> _Task instructions_:
Copy out all the lines exactly. Omit pictures.

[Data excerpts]
——————————
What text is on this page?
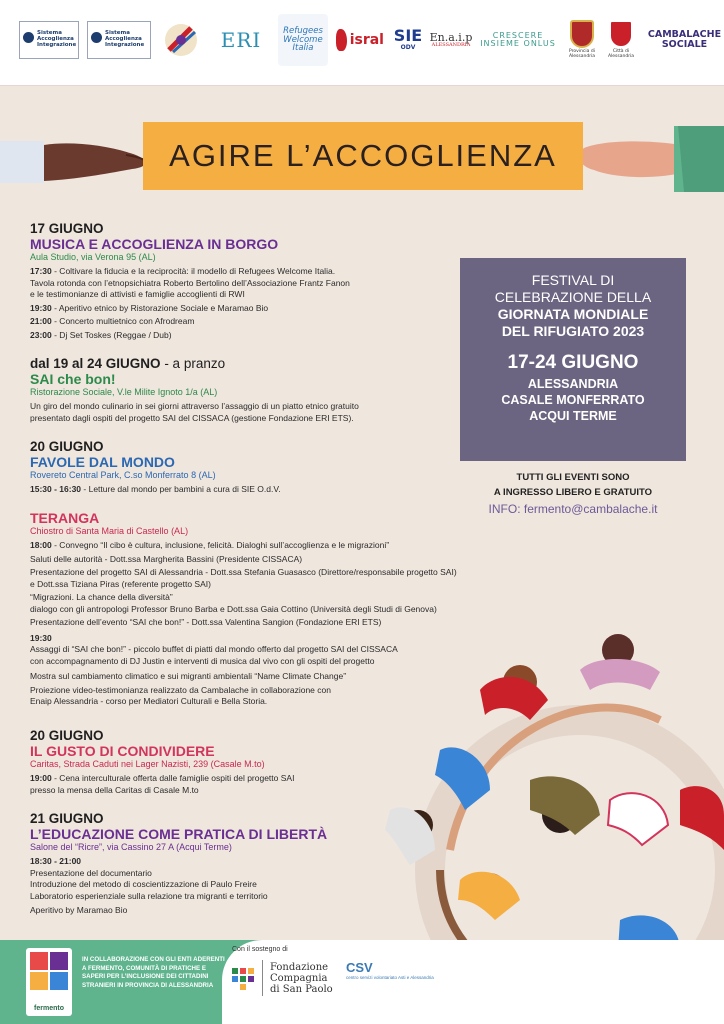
Sistema Accoglienza Integrazione
Sistema Accoglienza Integrazione	ERI	Refugees Welcome Italia
isral SIE
ODV
En.a.i.p
ALESSANDRIA
CRESCERE INSIEME ONLUS
Provincia di Alessandria
Città di Alessandria
CAMBALACHE SOCIALE
AGIRE L’ACCOGLIENZA
17 GIUGNO
MUSICA E ACCOGLIENZA IN BORGO
Aula Studio, via Verona 95 (AL)
17:30 - Coltivare la fiducia e la reciprocità: il modello di Refugees Welcome Italia.
Tavola rotonda con l’etnopsichiatra Roberto Bertolino dell’Associazione Frantz Fanon
e le testimonianze di attivisti e famiglie accoglienti di RWI
19:30 - Aperitivo etnico by Ristorazione Sociale e Maramao Bio
21:00 - Concerto multietnico con Afrodream
23:00 - Dj Set Toskes (Reggae / Dub)
dal 19 al 24 GIUGNO - a pranzo
SAI che bon!
Ristorazione Sociale, V.le Milite Ignoto 1/a (AL)
Un giro del mondo culinario in sei giorni attraverso l’assaggio di un piatto etnico gratuito
presentato dagli ospiti del progetto SAI del CISSACA (gestione Fondazione ERI ETS).
20 GIUGNO
FAVOLE DAL MONDO
Rovereto Central Park, C.so Monferrato 8 (AL)
15:30 - 16:30 - Letture dal mondo per bambini a cura di SIE O.d.V.
TERANGA
Chiostro di Santa Maria di Castello (AL)
18:00 - Convegno “Il cibo è cultura, inclusione, felicità. Dialoghi sull’accoglienza e le migrazioni”
Saluti delle autorità - Dott.ssa Margherita Bassini (Presidente CISSACA)
Presentazione del progetto SAI di Alessandria - Dott.ssa Stefania Guasasco (Direttore/responsabile progetto SAI)
e Dott.ssa Tiziana Piras (referente progetto SAI)
“Migrazioni. La chance della diversità”
dialogo con gli antropologi Professor Bruno Barba e Dott.ssa Gaia Cottino (Università degli Studi di Genova)
Presentazione dell’evento “SAI che bon!” - Dott.ssa Valentina Sangion (Fondazione ERI ETS)
19:30
Assaggi di “SAI che bon!” - piccolo buffet di piatti dal mondo offerto dal progetto SAI del CISSACA
con accompagnamento di DJ Justin e interventi di musica dal vivo con gli ospiti del progetto
Mostra sul cambiamento climatico e sui migranti ambientali “Name Climate Change”
Proiezione video-testimonianza realizzato da Cambalache in collaborazione con
Enaip Alessandria - corso per Mediatori Culturali e Bella Storia.
20 GIUGNO
IL GUSTO DI CONDIVIDERE
Caritas, Strada Caduti nei Lager Nazisti, 239 (Casale M.to)
19:00 - Cena interculturale offerta dalle famiglie ospiti del progetto SAI
presso la mensa della Caritas di Casale M.to
21 GIUGNO
L’EDUCAZIONE COME PRATICA DI LIBERTÀ
Salone del “Ricre”, via Cassino 27 A (Acqui Terme)
18:30 - 21:00
Presentazione del documentario
Introduzione del metodo di coscientizzazione di Paulo Freire
Laboratorio esperienziale sulla relazione tra migranti e territorio
Aperitivo by Maramao Bio
FESTIVAL DI
CELEBRAZIONE DELLA
GIORNATA MONDIALE
DEL RIFUGIATO 2023
17-24 GIUGNO
ALESSANDRIA
CASALE MONFERRATO
ACQUI TERME
TUTTI GLI EVENTI SONO
A INGRESSO LIBERO E GRATUITO
INFO: fermento@cambalache.it
fermento
IN COLLABORAZIONE CON GLI ENTI ADERENTI A FERMENTO, COMUNITÀ DI PRATICHE E SAPERI PER L’INCLUSIONE DEI CITTADINI STRANIERI IN PROVINCIA DI ALESSANDRIA
Con il sostegno di
Fondazione
Compagnia
di San Paolo
CSV
centro servizi volontariato Asti e Alessandria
——————————
> _Written solution_:
What text is on this page?
Sistema Accoglienza Integrazione
Sistema Accoglienza Integrazione	ERI	Refugees Welcome Italia
isral SIE
ODV
En.a.i.p
ALESSANDRIA
CRESCERE INSIEME ONLUS
Provincia di Alessandria
Città di Alessandria
CAMBALACHE SOCIALE
AGIRE L’ACCOGLIENZA
17 GIUGNO
MUSICA E ACCOGLIENZA IN BORGO
Aula Studio, via Verona 95 (AL)
17:30 - Coltivare la fiducia e la reciprocità: il modello di Refugees Welcome Italia.
Tavola rotonda con l’etnopsichiatra Roberto Bertolino dell’Associazione Frantz Fanon
e le testimonianze di attivisti e famiglie accoglienti di RWI
19:30 - Aperitivo etnico by Ristorazione Sociale e Maramao Bio
21:00 - Concerto multietnico con Afrodream
23:00 - Dj Set Toskes (Reggae / Dub)
dal 19 al 24 GIUGNO - a pranzo
SAI che bon!
Ristorazione Sociale, V.le Milite Ignoto 1/a (AL)
Un giro del mondo culinario in sei giorni attraverso l’assaggio di un piatto etnico gratuito
presentato dagli ospiti del progetto SAI del CISSACA (gestione Fondazione ERI ETS).
20 GIUGNO
FAVOLE DAL MONDO
Rovereto Central Park, C.so Monferrato 8 (AL)
15:30 - 16:30 - Letture dal mondo per bambini a cura di SIE O.d.V.
TERANGA
Chiostro di Santa Maria di Castello (AL)
18:00 - Convegno “Il cibo è cultura, inclusione, felicità. Dialoghi sull’accoglienza e le migrazioni”
Saluti delle autorità - Dott.ssa Margherita Bassini (Presidente CISSACA)
Presentazione del progetto SAI di Alessandria - Dott.ssa Stefania Guasasco (Direttore/responsabile progetto SAI)
e Dott.ssa Tiziana Piras (referente progetto SAI)
“Migrazioni. La chance della diversità”
dialogo con gli antropologi Professor Bruno Barba e Dott.ssa Gaia Cottino (Università degli Studi di Genova)
Presentazione dell’evento “SAI che bon!” - Dott.ssa Valentina Sangion (Fondazione ERI ETS)
19:30
Assaggi di “SAI che bon!” - piccolo buffet di piatti dal mondo offerto dal progetto SAI del CISSACA
con accompagnamento di DJ Justin e interventi di musica dal vivo con gli ospiti del progetto
Mostra sul cambiamento climatico e sui migranti ambientali “Name Climate Change”
Proiezione video-testimonianza realizzato da Cambalache in collaborazione con
Enaip Alessandria - corso per Mediatori Culturali e Bella Storia.
20 GIUGNO
IL GUSTO DI CONDIVIDERE
Caritas, Strada Caduti nei Lager Nazisti, 239 (Casale M.to)
19:00 - Cena interculturale offerta dalle famiglie ospiti del progetto SAI
presso la mensa della Caritas di Casale M.to
21 GIUGNO
L’EDUCAZIONE COME PRATICA DI LIBERTÀ
Salone del “Ricre”, via Cassino 27 A (Acqui Terme)
18:30 - 21:00
Presentazione del documentario
Introduzione del metodo di coscientizzazione di Paulo Freire
Laboratorio esperienziale sulla relazione tra migranti e territorio
Aperitivo by Maramao Bio
FESTIVAL DI
CELEBRAZIONE DELLA
GIORNATA MONDIALE
DEL RIFUGIATO 2023
17-24 GIUGNO
ALESSANDRIA
CASALE MONFERRATO
ACQUI TERME
TUTTI GLI EVENTI SONO
A INGRESSO LIBERO E GRATUITO
INFO: fermento@cambalache.it
fermento
IN COLLABORAZIONE CON GLI ENTI ADERENTI A FERMENTO, COMUNITÀ DI PRATICHE E SAPERI PER L’INCLUSIONE DEI CITTADINI STRANIERI IN PROVINCIA DI ALESSANDRIA
Con il sostegno di
Fondazione
Compagnia
di San Paolo
CSV
centro servizi volontariato Asti e Alessandria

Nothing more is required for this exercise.